Given information |

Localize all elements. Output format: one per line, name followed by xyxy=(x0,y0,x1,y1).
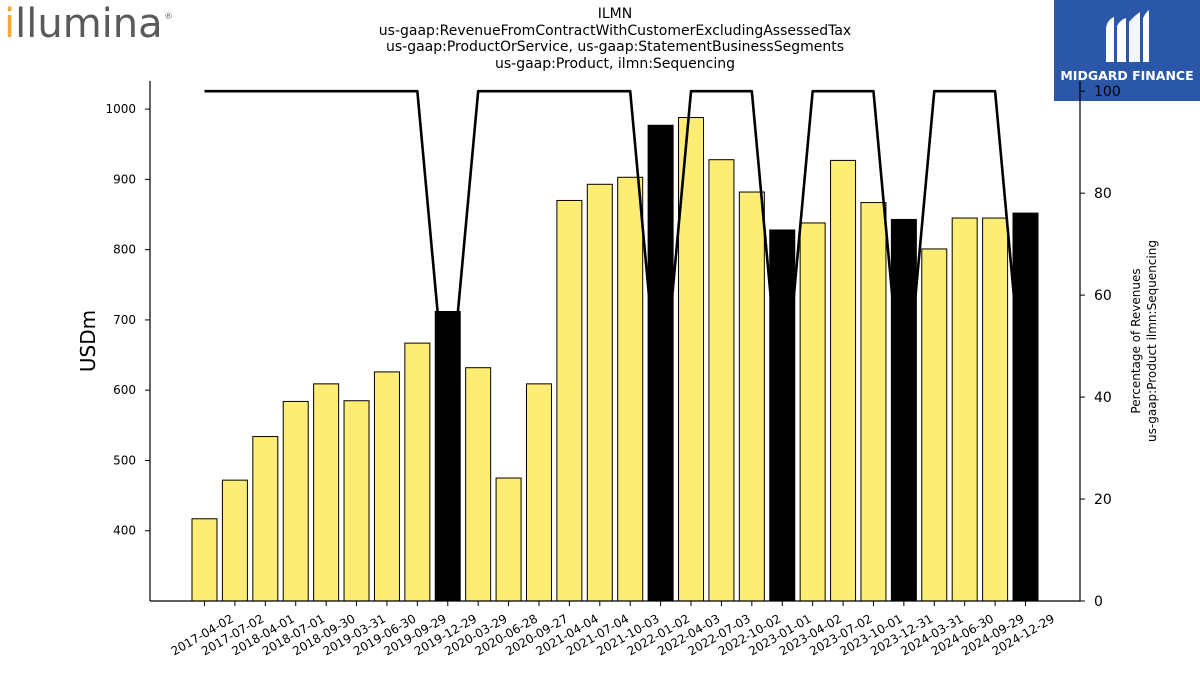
bar-2020-06-28 xyxy=(495,477,522,602)
bar-2023-12-31 xyxy=(890,218,917,602)
y2-axis-label-line-1: Percentage of Revenues xyxy=(1129,268,1143,413)
bar-2022-04-03 xyxy=(678,117,705,602)
title-line-4: us-gaap:Product, ilmn:Sequencing xyxy=(494,55,736,72)
y-axis-label: USDm xyxy=(76,310,100,372)
bar-2017-04-02 xyxy=(191,518,218,602)
bar-2018-04-01 xyxy=(252,436,279,602)
midgard-finance-logo: MIDGARD FINANCE xyxy=(1054,0,1200,101)
bar-series xyxy=(191,117,1039,602)
bar-2024-09-29 xyxy=(982,217,1009,602)
y-tick-label: 800 xyxy=(113,243,136,257)
bar-2023-07-02 xyxy=(830,159,857,602)
bar-2023-04-02 xyxy=(799,222,826,602)
title-line-1: ILMN xyxy=(597,6,633,22)
y2-tick-label: 20 xyxy=(1094,492,1112,508)
bar-2022-10-02 xyxy=(738,191,765,602)
bar-2024-12-29 xyxy=(1012,212,1039,602)
y-tick-label: 900 xyxy=(113,172,136,186)
bar-2021-07-04 xyxy=(586,183,613,602)
bar-2019-06-30 xyxy=(373,371,400,602)
bar-2021-10-03 xyxy=(617,176,644,602)
midgard-brand-text: MIDGARD FINANCE xyxy=(1060,68,1194,83)
percentage-line xyxy=(204,89,1027,424)
chart-title: ILMN us-gaap:RevenueFromContractWithCust… xyxy=(300,6,930,72)
y-tick-label: 600 xyxy=(113,383,136,397)
bar-2023-10-01 xyxy=(860,202,887,602)
bar-2019-03-31 xyxy=(343,400,370,602)
bar-2017-07-02 xyxy=(221,479,248,602)
y2-tick-label: 40 xyxy=(1094,390,1112,406)
bar-2024-06-30 xyxy=(951,217,978,602)
bar-2021-04-04 xyxy=(556,199,583,602)
bar-2018-09-30 xyxy=(313,383,340,602)
bar-2024-03-31 xyxy=(921,248,948,602)
title-line-2: us-gaap:RevenueFromContractWithCustomerE… xyxy=(378,22,852,39)
midgard-m-icon xyxy=(1106,10,1149,62)
bar-2019-09-29 xyxy=(404,342,431,602)
y2-tick-label: 100 xyxy=(1094,84,1121,100)
y2-tick-label: 0 xyxy=(1094,594,1103,610)
y2-tick-label: 80 xyxy=(1094,186,1112,202)
title-line-3: us-gaap:ProductOrService, us-gaap:Statem… xyxy=(385,39,844,55)
y2-tick-label: 60 xyxy=(1094,288,1112,304)
bar-2020-03-29 xyxy=(465,367,492,602)
bar-2020-09-27 xyxy=(525,383,552,602)
registered-mark: ® xyxy=(164,12,173,22)
y-tick-label: 700 xyxy=(113,313,136,327)
bar-2019-12-29 xyxy=(434,310,461,602)
bar-2022-07-03 xyxy=(708,159,735,602)
y-tick-label: 500 xyxy=(113,453,136,467)
illumina-logo: illumina ® xyxy=(4,2,174,46)
percentage-line-series xyxy=(204,89,1027,424)
axes: 40050060070080090010000204060801002017-0… xyxy=(76,81,1159,658)
illumina-logo-text: illumina xyxy=(4,1,163,47)
y-tick-label: 400 xyxy=(113,524,136,538)
y-tick-label: 1000 xyxy=(105,102,136,116)
y2-axis-label-line-2: us-gaap:Product ilmn:Sequencing xyxy=(1145,240,1159,442)
bar-2018-07-01 xyxy=(282,400,309,602)
bar-2022-01-02 xyxy=(647,124,674,602)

Request | Quote every line of the items above word for word, leaving out the pictures.

Written solution |
Localize all elements. Output format: one per line, name followed by xyxy=(x0,y0,x1,y1).
bar-2020-06-28 xyxy=(495,477,522,602)
bar-2023-12-31 xyxy=(890,218,917,602)
y2-axis-label-line-1: Percentage of Revenues xyxy=(1129,268,1143,413)
bar-2022-04-03 xyxy=(678,117,705,602)
title-line-4: us-gaap:Product, ilmn:Sequencing xyxy=(494,55,736,72)
y-axis-label: USDm xyxy=(76,310,100,372)
bar-2017-04-02 xyxy=(191,518,218,602)
bar-2018-04-01 xyxy=(252,436,279,602)
midgard-finance-logo: MIDGARD FINANCE xyxy=(1054,0,1200,101)
bar-series xyxy=(191,117,1039,602)
bar-2024-09-29 xyxy=(982,217,1009,602)
y-tick-label: 800 xyxy=(113,243,136,257)
bar-2023-07-02 xyxy=(830,159,857,602)
bar-2023-04-02 xyxy=(799,222,826,602)
title-line-1: ILMN xyxy=(597,6,633,22)
y2-tick-label: 20 xyxy=(1094,492,1112,508)
bar-2022-10-02 xyxy=(738,191,765,602)
bar-2024-12-29 xyxy=(1012,212,1039,602)
y-tick-label: 900 xyxy=(113,172,136,186)
bar-2021-07-04 xyxy=(586,183,613,602)
bar-2019-06-30 xyxy=(373,371,400,602)
bar-2021-10-03 xyxy=(617,176,644,602)
midgard-brand-text: MIDGARD FINANCE xyxy=(1060,68,1194,83)
percentage-line xyxy=(204,89,1027,424)
chart-title: ILMN us-gaap:RevenueFromContractWithCust… xyxy=(300,6,930,72)
y-tick-label: 600 xyxy=(113,383,136,397)
bar-2023-10-01 xyxy=(860,202,887,602)
bar-2019-03-31 xyxy=(343,400,370,602)
bar-2017-07-02 xyxy=(221,479,248,602)
y2-tick-label: 40 xyxy=(1094,390,1112,406)
bar-2024-06-30 xyxy=(951,217,978,602)
bar-2021-04-04 xyxy=(556,199,583,602)
bar-2018-09-30 xyxy=(313,383,340,602)
bar-2024-03-31 xyxy=(921,248,948,602)
title-line-2: us-gaap:RevenueFromContractWithCustomerE… xyxy=(378,22,852,39)
midgard-m-icon xyxy=(1106,10,1149,62)
bar-2019-09-29 xyxy=(404,342,431,602)
y2-tick-label: 100 xyxy=(1094,84,1121,100)
y2-tick-label: 0 xyxy=(1094,594,1103,610)
y2-tick-label: 80 xyxy=(1094,186,1112,202)
title-line-3: us-gaap:ProductOrService, us-gaap:Statem… xyxy=(385,39,844,55)
y2-tick-label: 60 xyxy=(1094,288,1112,304)
bar-2020-03-29 xyxy=(465,367,492,602)
bar-2020-09-27 xyxy=(525,383,552,602)
registered-mark: ® xyxy=(164,12,173,22)
y-tick-label: 700 xyxy=(113,313,136,327)
bar-2019-12-29 xyxy=(434,310,461,602)
bar-2022-07-03 xyxy=(708,159,735,602)
y-tick-label: 500 xyxy=(113,453,136,467)
illumina-logo: illumina ® xyxy=(4,2,174,46)
percentage-line-series xyxy=(204,89,1027,424)
axes: 40050060070080090010000204060801002017-0… xyxy=(76,81,1159,658)
illumina-logo-text: illumina xyxy=(4,1,163,47)
y-tick-label: 400 xyxy=(113,524,136,538)
y-tick-label: 1000 xyxy=(105,102,136,116)
y2-axis-label-line-2: us-gaap:Product ilmn:Sequencing xyxy=(1145,240,1159,442)
bar-2018-07-01 xyxy=(282,400,309,602)
bar-2022-01-02 xyxy=(647,124,674,602)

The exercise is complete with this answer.